» **WORK TO COMPLETE**: Skip the pictures. Reproduce all other material exactly.

[Items from a figure collection]
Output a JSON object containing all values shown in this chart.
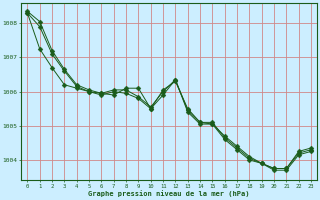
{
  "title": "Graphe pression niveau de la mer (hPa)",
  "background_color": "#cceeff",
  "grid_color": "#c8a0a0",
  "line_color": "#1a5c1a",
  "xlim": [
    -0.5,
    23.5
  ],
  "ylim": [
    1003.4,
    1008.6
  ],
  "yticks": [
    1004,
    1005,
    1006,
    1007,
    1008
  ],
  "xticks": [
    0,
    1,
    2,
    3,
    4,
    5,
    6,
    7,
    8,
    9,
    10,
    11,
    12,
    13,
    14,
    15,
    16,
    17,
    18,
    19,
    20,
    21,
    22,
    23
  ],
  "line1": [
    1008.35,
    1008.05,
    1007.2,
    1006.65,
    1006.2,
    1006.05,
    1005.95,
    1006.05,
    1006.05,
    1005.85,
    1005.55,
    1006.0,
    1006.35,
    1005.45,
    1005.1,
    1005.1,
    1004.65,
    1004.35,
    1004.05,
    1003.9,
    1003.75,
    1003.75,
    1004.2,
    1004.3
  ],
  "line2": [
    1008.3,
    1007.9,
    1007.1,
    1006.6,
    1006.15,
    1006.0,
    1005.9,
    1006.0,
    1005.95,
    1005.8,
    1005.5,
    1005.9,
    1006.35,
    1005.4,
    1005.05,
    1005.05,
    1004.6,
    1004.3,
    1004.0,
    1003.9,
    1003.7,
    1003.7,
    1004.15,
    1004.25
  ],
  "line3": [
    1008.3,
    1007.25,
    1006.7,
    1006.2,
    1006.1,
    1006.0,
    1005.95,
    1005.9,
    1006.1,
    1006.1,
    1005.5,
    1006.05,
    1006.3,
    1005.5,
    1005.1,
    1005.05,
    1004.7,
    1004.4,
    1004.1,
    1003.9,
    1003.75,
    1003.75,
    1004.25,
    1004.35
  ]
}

» **THE OUTPUT**:
Output a JSON object containing all values shown in this chart.
{
  "title": "Graphe pression niveau de la mer (hPa)",
  "background_color": "#cceeff",
  "grid_color": "#c8a0a0",
  "line_color": "#1a5c1a",
  "xlim": [
    -0.5,
    23.5
  ],
  "ylim": [
    1003.4,
    1008.6
  ],
  "yticks": [
    1004,
    1005,
    1006,
    1007,
    1008
  ],
  "xticks": [
    0,
    1,
    2,
    3,
    4,
    5,
    6,
    7,
    8,
    9,
    10,
    11,
    12,
    13,
    14,
    15,
    16,
    17,
    18,
    19,
    20,
    21,
    22,
    23
  ],
  "line1": [
    1008.35,
    1008.05,
    1007.2,
    1006.65,
    1006.2,
    1006.05,
    1005.95,
    1006.05,
    1006.05,
    1005.85,
    1005.55,
    1006.0,
    1006.35,
    1005.45,
    1005.1,
    1005.1,
    1004.65,
    1004.35,
    1004.05,
    1003.9,
    1003.75,
    1003.75,
    1004.2,
    1004.3
  ],
  "line2": [
    1008.3,
    1007.9,
    1007.1,
    1006.6,
    1006.15,
    1006.0,
    1005.9,
    1006.0,
    1005.95,
    1005.8,
    1005.5,
    1005.9,
    1006.35,
    1005.4,
    1005.05,
    1005.05,
    1004.6,
    1004.3,
    1004.0,
    1003.9,
    1003.7,
    1003.7,
    1004.15,
    1004.25
  ],
  "line3": [
    1008.3,
    1007.25,
    1006.7,
    1006.2,
    1006.1,
    1006.0,
    1005.95,
    1005.9,
    1006.1,
    1006.1,
    1005.5,
    1006.05,
    1006.3,
    1005.5,
    1005.1,
    1005.05,
    1004.7,
    1004.4,
    1004.1,
    1003.9,
    1003.75,
    1003.75,
    1004.25,
    1004.35
  ]
}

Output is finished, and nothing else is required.